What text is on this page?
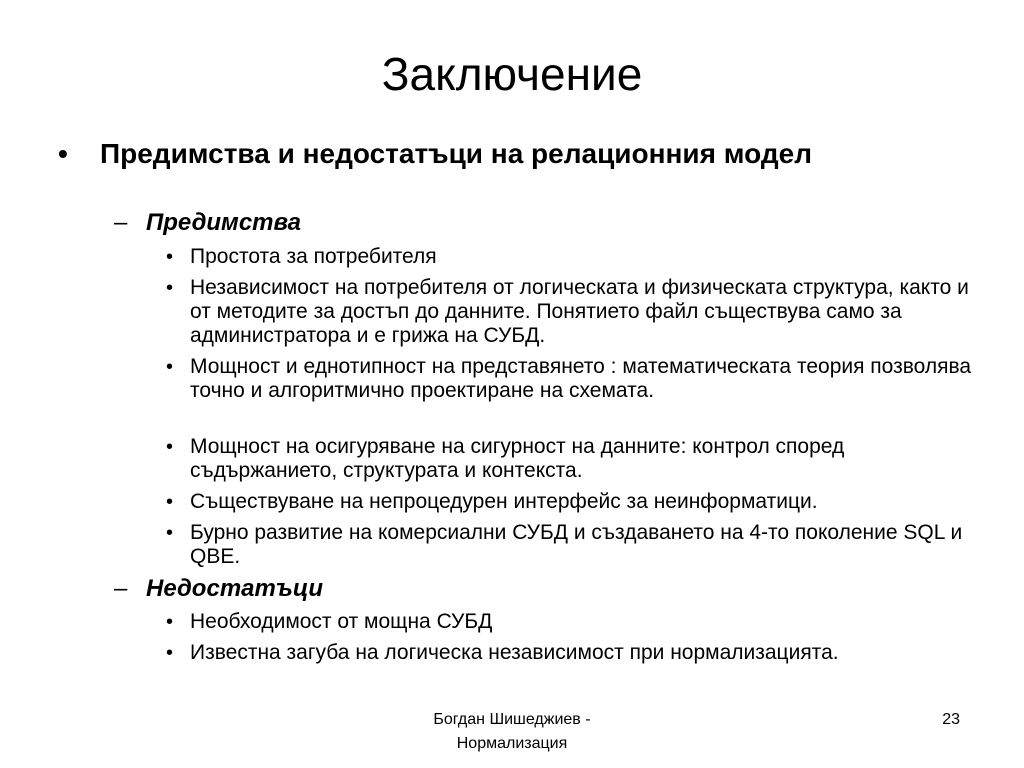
Заключение
• Предимства и недостатъци на релационния модел
– Предимства
• Простота за потребителя
• Независимост на потребителя от логическата и физическата структура, както и от методите за достъп до данните. Понятието файл съществува само за администратора и е грижа на СУБД.
• Мощност и еднотипност на представянето : математическата теория позволява точно и алгоритмично проектиране на схемата.
• Мощност на осигуряване на сигурност на данните: контрол според съдържанието, структурата и контекста.
• Съществуване на непроцедурен интерфейс за неинформатици.
• Бурно развитие на комерсиални СУБД и създаването на 4-то поколение SQL и QBE.
– Недостатъци
• Необходимост от мощна СУБД
• Известна загуба на логическа независимост при нормализацията.
Богдан Шишеджиев -
Нормализация
23
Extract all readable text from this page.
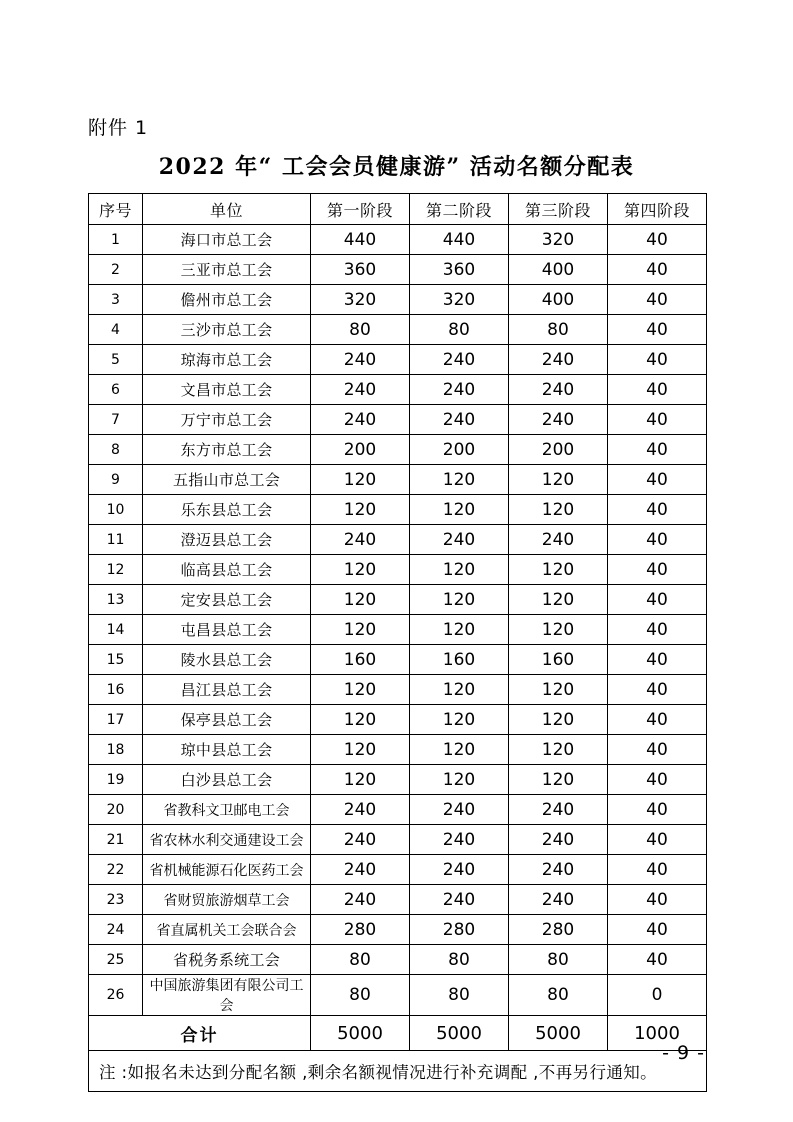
附件 1
2022 年“ 工会会员健康游” 活动名额分配表
序号	单位	第一阶段	第二阶段	第三阶段	第四阶段
1	海口市总工会	440	440	320	40
2	三亚市总工会	360	360	400	40
3	儋州市总工会	320	320	400	40
4	三沙市总工会	80	80	80	40
5	琼海市总工会	240	240	240	40
6	文昌市总工会	240	240	240	40
7	万宁市总工会	240	240	240	40
8	东方市总工会	200	200	200	40
9	五指山市总工会	120	120	120	40
10	乐东县总工会	120	120	120	40
11	澄迈县总工会	240	240	240	40
12	临高县总工会	120	120	120	40
13	定安县总工会	120	120	120	40
14	屯昌县总工会	120	120	120	40
15	陵水县总工会	160	160	160	40
16	昌江县总工会	120	120	120	40
17	保亭县总工会	120	120	120	40
18	琼中县总工会	120	120	120	40
19	白沙县总工会	120	120	120	40
20	省教科文卫邮电工会	240	240	240	40
21	省农林水利交通建设工会	240	240	240	40
22	省机械能源石化医药工会	240	240	240	40
23	省财贸旅游烟草工会	240	240	240	40
24	省直属机关工会联合会	280	280	280	40
25	省税务系统工会	80	80	80	40
26	中国旅游集团有限公司工会	80	80	80	0
合计		5000	5000	5000	1000
注 :如报名未达到分配名额 ,剩余名额视情况进行补充调配 ,不再另行通知。					
- 9 -
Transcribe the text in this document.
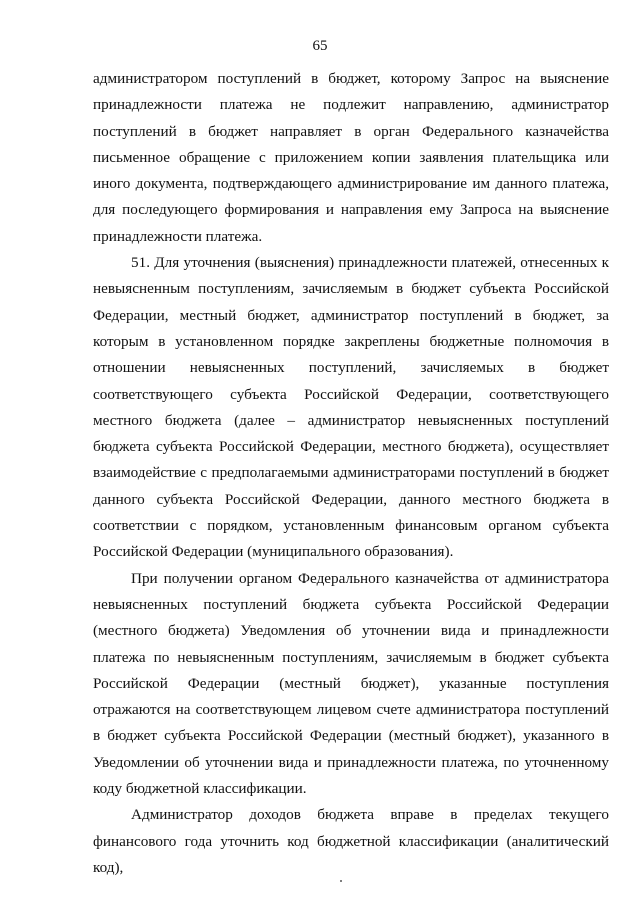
65

администратором поступлений в бюджет, которому Запрос на выяснение принадлежности платежа не подлежит направлению, администратор поступлений в бюджет направляет в орган Федерального казначейства письменное обращение с приложением копии заявления плательщика или иного документа, подтверждающего администрирование им данного платежа, для последующего формирования и направления ему Запроса на выяснение принадлежности платежа.

51. Для уточнения (выяснения) принадлежности платежей, отнесенных к невыясненным поступлениям, зачисляемым в бюджет субъекта Российской Федерации, местный бюджет, администратор поступлений в бюджет, за которым в установленном порядке закреплены бюджетные полномочия в отношении невыясненных поступлений, зачисляемых в бюджет соответствующего субъекта Российской Федерации, соответствующего местного бюджета (далее – администратор невыясненных поступлений бюджета субъекта Российской Федерации, местного бюджета), осуществляет взаимодействие с предполагаемыми администраторами поступлений в бюджет данного субъекта Российской Федерации, данного местного бюджета в соответствии с порядком, установленным финансовым органом субъекта Российской Федерации (муниципального образования).

При получении органом Федерального казначейства от администратора невыясненных поступлений бюджета субъекта Российской Федерации (местного бюджета) Уведомления об уточнении вида и принадлежности платежа по невыясненным поступлениям, зачисляемым в бюджет субъекта Российской Федерации (местный бюджет), указанные поступления отражаются на соответствующем лицевом счете администратора поступлений в бюджет субъекта Российской Федерации (местный бюджет), указанного в Уведомлении об уточнении вида и принадлежности платежа, по уточненному коду бюджетной классификации.

Администратор доходов бюджета вправе в пределах текущего финансового года уточнить код бюджетной классификации (аналитический код),
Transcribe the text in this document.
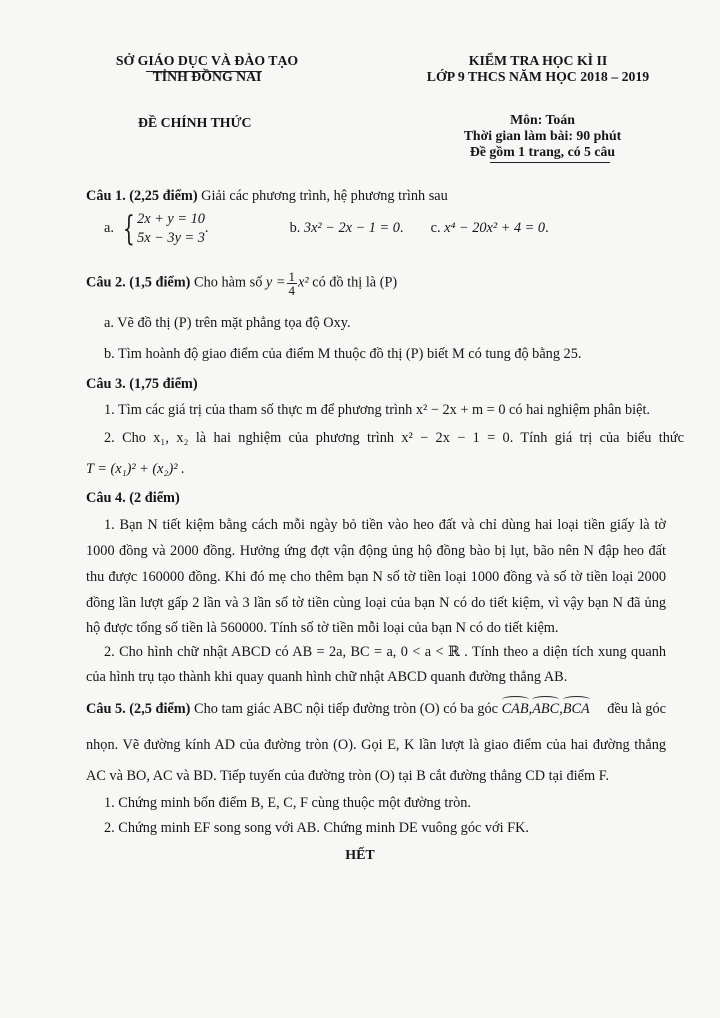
SỞ GIÁO DỤC VÀ ĐÀO TẠO
TỈNH ĐỒNG NAI
KIỂM TRA HỌC KÌ II
LỚP 9 THCS NĂM HỌC 2018 – 2019
ĐỀ CHÍNH THỨC	Môn: Toán
Thời gian làm bài: 90 phút
Đề gồm 1 trang, có 5 câu
Câu 1. (2,25 điểm) Giải các phương trình, hệ phương trình sau
a. { 2x + y = 10
5x − 3y = 3
.	b. 3x² − 2x − 1 = 0. c. x⁴ − 20x² + 4 = 0.
Câu 2. (1,5 điểm) Cho hàm số $y = \frac{1}{4} x^2$ có đồ thị là (P)
a. Vẽ đồ thị (P) trên mặt phẳng tọa độ Oxy.
b. Tìm hoành độ giao điểm của điểm M thuộc đồ thị (P) biết M có tung độ bằng 25.
Câu 3. (1,75 điểm)
1. Tìm các giá trị của tham số thực m để phương trình x² − 2x + m = 0 có hai nghiệm phân biệt.
2. Cho x₁, x₂ là hai nghiệm của phương trình x² − 2x − 1 = 0. Tính giá trị của biểu thức
T = (x₁)² + (x₂)² .
Câu 4. (2 điểm)
1. Bạn N tiết kiệm bằng cách mỗi ngày bỏ tiền vào heo đất và chỉ dùng hai loại tiền giấy là tờ
1000 đồng và 2000 đồng. Hưởng ứng đợt vận động ủng hộ đồng bào bị lụt, bão nên N đập heo đất
thu được 160000 đồng. Khi đó mẹ cho thêm bạn N số tờ tiền loại 1000 đồng và số tờ tiền loại 2000
đồng lần lượt gấp 2 lần và 3 lần số tờ tiền cùng loại của bạn N có do tiết kiệm, vì vậy bạn N đã ủng
hộ được tổng số tiền là 560000. Tính số tờ tiền mỗi loại của bạn N có do tiết kiệm.
2. Cho hình chữ nhật ABCD có AB = 2a, BC = a, 0 < a < ℝ . Tính theo a diện tích xung quanh
của hình trụ tạo thành khi quay quanh hình chữ nhật ABCD quanh đường thẳng AB.
Câu 5. (2,5 điểm) Cho tam giác ABC nội tiếp đường tròn (O) có ba góc CAB,ABC,BCA đều là góc
nhọn. Vẽ đường kính AD của đường tròn (O). Gọi E, K lần lượt là giao điểm của hai đường thẳng
AC và BO, AC và BD. Tiếp tuyến của đường tròn (O) tại B cắt đường thẳng CD tại điểm F.
1. Chứng minh bốn điểm B, E, C, F cùng thuộc một đường tròn.
2. Chứng minh EF song song với AB. Chứng minh DE vuông góc với FK.
HẾT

—————

**Set task:**
Output all the records, word for word, with no pictures in the copy.

**Final result:**
What text is on this page?
Заключение
• Предимства и недостатъци на релационния модел
– Предимства
• Простота за потребителя
• Независимост на потребителя от логическата и физическата структура, както и от методите за достъп до данните. Понятието файл съществува само за администратора и е грижа на СУБД.
• Мощност и еднотипност на представянето : математическата теория позволява точно и алгоритмично проектиране на схемата.
• Мощност на осигуряване на сигурност на данните: контрол според съдържанието, структурата и контекста.
• Съществуване на непроцедурен интерфейс за неинформатици.
• Бурно развитие на комерсиални СУБД и създаването на 4-то поколение SQL и QBE.
– Недостатъци
• Необходимост от мощна СУБД
• Известна загуба на логическа независимост при нормализацията.
Богдан Шишеджиев -
Нормализация
23
Extract all readable text from this page.
附件 1
2022 年“ 工会会员健康游” 活动名额分配表
序号	单位	第一阶段	第二阶段	第三阶段	第四阶段
1	海口市总工会	440	440	320	40
2	三亚市总工会	360	360	400	40
3	儋州市总工会	320	320	400	40
4	三沙市总工会	80	80	80	40
5	琼海市总工会	240	240	240	40
6	文昌市总工会	240	240	240	40
7	万宁市总工会	240	240	240	40
8	东方市总工会	200	200	200	40
9	五指山市总工会	120	120	120	40
10	乐东县总工会	120	120	120	40
11	澄迈县总工会	240	240	240	40
12	临高县总工会	120	120	120	40
13	定安县总工会	120	120	120	40
14	屯昌县总工会	120	120	120	40
15	陵水县总工会	160	160	160	40
16	昌江县总工会	120	120	120	40
17	保亭县总工会	120	120	120	40
18	琼中县总工会	120	120	120	40
19	白沙县总工会	120	120	120	40
20	省教科文卫邮电工会	240	240	240	40
21	省农林水利交通建设工会	240	240	240	40
22	省机械能源石化医药工会	240	240	240	40
23	省财贸旅游烟草工会	240	240	240	40
24	省直属机关工会联合会	280	280	280	40
25	省税务系统工会	80	80	80	40
26	中国旅游集团有限公司工会	80	80	80	0
合计		5000	5000	5000	1000
注 :如报名未达到分配名额 ,剩余名额视情况进行补充调配 ,不再另行通知。					
- 9 -
Transcribe the text in this document.
65

администратором поступлений в бюджет, которому Запрос на выяснение принадлежности платежа не подлежит направлению, администратор поступлений в бюджет направляет в орган Федерального казначейства письменное обращение с приложением копии заявления плательщика или иного документа, подтверждающего администрирование им данного платежа, для последующего формирования и направления ему Запроса на выяснение принадлежности платежа.

51. Для уточнения (выяснения) принадлежности платежей, отнесенных к невыясненным поступлениям, зачисляемым в бюджет субъекта Российской Федерации, местный бюджет, администратор поступлений в бюджет, за которым в установленном порядке закреплены бюджетные полномочия в отношении невыясненных поступлений, зачисляемых в бюджет соответствующего субъекта Российской Федерации, соответствующего местного бюджета (далее – администратор невыясненных поступлений бюджета субъекта Российской Федерации, местного бюджета), осуществляет взаимодействие с предполагаемыми администраторами поступлений в бюджет данного субъекта Российской Федерации, данного местного бюджета в соответствии с порядком, установленным финансовым органом субъекта Российской Федерации (муниципального образования).

При получении органом Федерального казначейства от администратора невыясненных поступлений бюджета субъекта Российской Федерации (местного бюджета) Уведомления об уточнении вида и принадлежности платежа по невыясненным поступлениям, зачисляемым в бюджет субъекта Российской Федерации (местный бюджет), указанные поступления отражаются на соответствующем лицевом счете администратора поступлений в бюджет субъекта Российской Федерации (местный бюджет), указанного в Уведомлении об уточнении вида и принадлежности платежа, по уточненному коду бюджетной классификации.

Администратор доходов бюджета вправе в пределах текущего финансового года уточнить код бюджетной классификации (аналитический код),
Transcribe the text in this document.
SỞ GIÁO DỤC VÀ ĐÀO TẠO
TỈNH ĐỒNG NAI
KIỂM TRA HỌC KÌ II
LỚP 9 THCS NĂM HỌC 2018 – 2019
ĐỀ CHÍNH THỨC	Môn: Toán
Thời gian làm bài: 90 phút
Đề gồm 1 trang, có 5 câu
Câu 1. (2,25 điểm) Giải các phương trình, hệ phương trình sau
a. { 2x + y = 10
5x − 3y = 3
.	b. 3x² − 2x − 1 = 0. c. x⁴ − 20x² + 4 = 0.
Câu 2. (1,5 điểm) Cho hàm số $y = \frac{1}{4} x^2$ có đồ thị là (P)
a. Vẽ đồ thị (P) trên mặt phẳng tọa độ Oxy.
b. Tìm hoành độ giao điểm của điểm M thuộc đồ thị (P) biết M có tung độ bằng 25.
Câu 3. (1,75 điểm)
1. Tìm các giá trị của tham số thực m để phương trình x² − 2x + m = 0 có hai nghiệm phân biệt.
2. Cho x₁, x₂ là hai nghiệm của phương trình x² − 2x − 1 = 0. Tính giá trị của biểu thức
T = (x₁)² + (x₂)² .
Câu 4. (2 điểm)
1. Bạn N tiết kiệm bằng cách mỗi ngày bỏ tiền vào heo đất và chỉ dùng hai loại tiền giấy là tờ
1000 đồng và 2000 đồng. Hưởng ứng đợt vận động ủng hộ đồng bào bị lụt, bão nên N đập heo đất
thu được 160000 đồng. Khi đó mẹ cho thêm bạn N số tờ tiền loại 1000 đồng và số tờ tiền loại 2000
đồng lần lượt gấp 2 lần và 3 lần số tờ tiền cùng loại của bạn N có do tiết kiệm, vì vậy bạn N đã ủng
hộ được tổng số tiền là 560000. Tính số tờ tiền mỗi loại của bạn N có do tiết kiệm.
2. Cho hình chữ nhật ABCD có AB = 2a, BC = a, 0 < a < ℝ . Tính theo a diện tích xung quanh
của hình trụ tạo thành khi quay quanh hình chữ nhật ABCD quanh đường thẳng AB.
Câu 5. (2,5 điểm) Cho tam giác ABC nội tiếp đường tròn (O) có ba góc CAB,ABC,BCA đều là góc
nhọn. Vẽ đường kính AD của đường tròn (O). Gọi E, K lần lượt là giao điểm của hai đường thẳng
AC và BO, AC và BD. Tiếp tuyến của đường tròn (O) tại B cắt đường thẳng CD tại điểm F.
1. Chứng minh bốn điểm B, E, C, F cùng thuộc một đường tròn.
2. Chứng minh EF song song với AB. Chứng minh DE vuông góc với FK.
HẾT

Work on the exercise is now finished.